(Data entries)

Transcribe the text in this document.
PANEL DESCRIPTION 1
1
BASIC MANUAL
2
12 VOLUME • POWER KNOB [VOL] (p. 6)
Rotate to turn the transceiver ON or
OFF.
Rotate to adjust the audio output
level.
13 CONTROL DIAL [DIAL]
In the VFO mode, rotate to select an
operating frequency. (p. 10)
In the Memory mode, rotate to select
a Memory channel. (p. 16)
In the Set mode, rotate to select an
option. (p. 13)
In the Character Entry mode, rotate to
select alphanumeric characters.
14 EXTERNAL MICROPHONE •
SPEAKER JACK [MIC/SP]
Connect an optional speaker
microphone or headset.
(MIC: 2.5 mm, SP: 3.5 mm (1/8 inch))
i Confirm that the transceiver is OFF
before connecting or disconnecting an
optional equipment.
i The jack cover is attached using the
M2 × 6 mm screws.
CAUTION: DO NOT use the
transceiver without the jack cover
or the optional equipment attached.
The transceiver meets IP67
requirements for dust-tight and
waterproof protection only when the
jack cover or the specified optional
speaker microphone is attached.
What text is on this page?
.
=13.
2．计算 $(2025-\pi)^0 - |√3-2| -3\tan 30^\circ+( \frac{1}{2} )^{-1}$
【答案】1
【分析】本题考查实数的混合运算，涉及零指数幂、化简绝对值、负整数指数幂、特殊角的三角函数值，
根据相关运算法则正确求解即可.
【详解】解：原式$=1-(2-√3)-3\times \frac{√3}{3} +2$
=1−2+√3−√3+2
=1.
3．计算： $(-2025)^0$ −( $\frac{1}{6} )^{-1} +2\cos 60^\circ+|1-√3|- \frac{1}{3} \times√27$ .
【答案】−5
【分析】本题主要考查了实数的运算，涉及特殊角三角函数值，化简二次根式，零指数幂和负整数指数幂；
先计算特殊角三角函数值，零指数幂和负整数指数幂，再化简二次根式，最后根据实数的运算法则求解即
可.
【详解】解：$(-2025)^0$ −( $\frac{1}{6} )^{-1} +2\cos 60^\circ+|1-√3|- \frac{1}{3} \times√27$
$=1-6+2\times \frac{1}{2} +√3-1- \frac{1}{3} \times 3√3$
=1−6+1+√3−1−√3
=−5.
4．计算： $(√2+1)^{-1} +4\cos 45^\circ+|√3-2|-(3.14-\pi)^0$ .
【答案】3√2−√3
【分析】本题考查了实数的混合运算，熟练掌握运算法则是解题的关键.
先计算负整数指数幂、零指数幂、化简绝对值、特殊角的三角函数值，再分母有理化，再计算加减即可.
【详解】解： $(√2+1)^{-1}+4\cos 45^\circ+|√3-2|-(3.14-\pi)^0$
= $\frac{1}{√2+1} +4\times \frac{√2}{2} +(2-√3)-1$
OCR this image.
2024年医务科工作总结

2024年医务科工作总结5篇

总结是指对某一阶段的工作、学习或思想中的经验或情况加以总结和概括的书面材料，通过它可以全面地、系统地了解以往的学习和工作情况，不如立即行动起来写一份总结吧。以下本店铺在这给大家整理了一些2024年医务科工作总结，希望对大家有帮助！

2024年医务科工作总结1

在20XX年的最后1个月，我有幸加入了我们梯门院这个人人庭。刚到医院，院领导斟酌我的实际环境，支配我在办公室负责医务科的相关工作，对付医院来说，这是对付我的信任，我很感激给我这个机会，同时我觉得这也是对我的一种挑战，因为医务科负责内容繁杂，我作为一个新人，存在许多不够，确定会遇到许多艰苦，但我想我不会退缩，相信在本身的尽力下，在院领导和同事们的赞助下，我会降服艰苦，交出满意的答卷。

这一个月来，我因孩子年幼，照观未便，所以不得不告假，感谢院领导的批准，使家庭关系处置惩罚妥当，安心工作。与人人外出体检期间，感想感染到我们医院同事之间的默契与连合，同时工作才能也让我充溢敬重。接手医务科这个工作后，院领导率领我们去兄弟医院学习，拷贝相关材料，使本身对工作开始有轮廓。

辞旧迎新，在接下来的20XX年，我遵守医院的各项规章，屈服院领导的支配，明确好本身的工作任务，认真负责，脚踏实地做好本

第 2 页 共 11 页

What you should do: In full and verbatim, repeat the records given above.

Worked answer:
Transcribe the text in this document.
PANEL DESCRIPTION 1
1
BASIC MANUAL
2
12 VOLUME • POWER KNOB [VOL] (p. 6)
Rotate to turn the transceiver ON or
OFF.
Rotate to adjust the audio output
level.
13 CONTROL DIAL [DIAL]
In the VFO mode, rotate to select an
operating frequency. (p. 10)
In the Memory mode, rotate to select
a Memory channel. (p. 16)
In the Set mode, rotate to select an
option. (p. 13)
In the Character Entry mode, rotate to
select alphanumeric characters.
14 EXTERNAL MICROPHONE •
SPEAKER JACK [MIC/SP]
Connect an optional speaker
microphone or headset.
(MIC: 2.5 mm, SP: 3.5 mm (1/8 inch))
i Confirm that the transceiver is OFF
before connecting or disconnecting an
optional equipment.
i The jack cover is attached using the
M2 × 6 mm screws.
CAUTION: DO NOT use the
transceiver without the jack cover
or the optional equipment attached.
The transceiver meets IP67
requirements for dust-tight and
waterproof protection only when the
jack cover or the specified optional
speaker microphone is attached.
What text is on this page?
.
=13.
2．计算 $(2025-\pi)^0 - |√3-2| -3\tan 30^\circ+( \frac{1}{2} )^{-1}$
【答案】1
【分析】本题考查实数的混合运算，涉及零指数幂、化简绝对值、负整数指数幂、特殊角的三角函数值，
根据相关运算法则正确求解即可.
【详解】解：原式$=1-(2-√3)-3\times \frac{√3}{3} +2$
=1−2+√3−√3+2
=1.
3．计算： $(-2025)^0$ −( $\frac{1}{6} )^{-1} +2\cos 60^\circ+|1-√3|- \frac{1}{3} \times√27$ .
【答案】−5
【分析】本题主要考查了实数的运算，涉及特殊角三角函数值，化简二次根式，零指数幂和负整数指数幂；
先计算特殊角三角函数值，零指数幂和负整数指数幂，再化简二次根式，最后根据实数的运算法则求解即
可.
【详解】解：$(-2025)^0$ −( $\frac{1}{6} )^{-1} +2\cos 60^\circ+|1-√3|- \frac{1}{3} \times√27$
$=1-6+2\times \frac{1}{2} +√3-1- \frac{1}{3} \times 3√3$
=1−6+1+√3−1−√3
=−5.
4．计算： $(√2+1)^{-1} +4\cos 45^\circ+|√3-2|-(3.14-\pi)^0$ .
【答案】3√2−√3
【分析】本题考查了实数的混合运算，熟练掌握运算法则是解题的关键.
先计算负整数指数幂、零指数幂、化简绝对值、特殊角的三角函数值，再分母有理化，再计算加减即可.
【详解】解： $(√2+1)^{-1}+4\cos 45^\circ+|√3-2|-(3.14-\pi)^0$
= $\frac{1}{√2+1} +4\times \frac{√2}{2} +(2-√3)-1$
OCR this image.
2024年医务科工作总结

2024年医务科工作总结5篇

总结是指对某一阶段的工作、学习或思想中的经验或情况加以总结和概括的书面材料，通过它可以全面地、系统地了解以往的学习和工作情况，不如立即行动起来写一份总结吧。以下本店铺在这给大家整理了一些2024年医务科工作总结，希望对大家有帮助！

2024年医务科工作总结1

在20XX年的最后1个月，我有幸加入了我们梯门院这个人人庭。刚到医院，院领导斟酌我的实际环境，支配我在办公室负责医务科的相关工作，对付医院来说，这是对付我的信任，我很感激给我这个机会，同时我觉得这也是对我的一种挑战，因为医务科负责内容繁杂，我作为一个新人，存在许多不够，确定会遇到许多艰苦，但我想我不会退缩，相信在本身的尽力下，在院领导和同事们的赞助下，我会降服艰苦，交出满意的答卷。

这一个月来，我因孩子年幼，照观未便，所以不得不告假，感谢院领导的批准，使家庭关系处置惩罚妥当，安心工作。与人人外出体检期间，感想感染到我们医院同事之间的默契与连合，同时工作才能也让我充溢敬重。接手医务科这个工作后，院领导率领我们去兄弟医院学习，拷贝相关材料，使本身对工作开始有轮廓。

辞旧迎新，在接下来的20XX年，我遵守医院的各项规章，屈服院领导的支配，明确好本身的工作任务，认真负责，脚踏实地做好本

第 2 页 共 11 页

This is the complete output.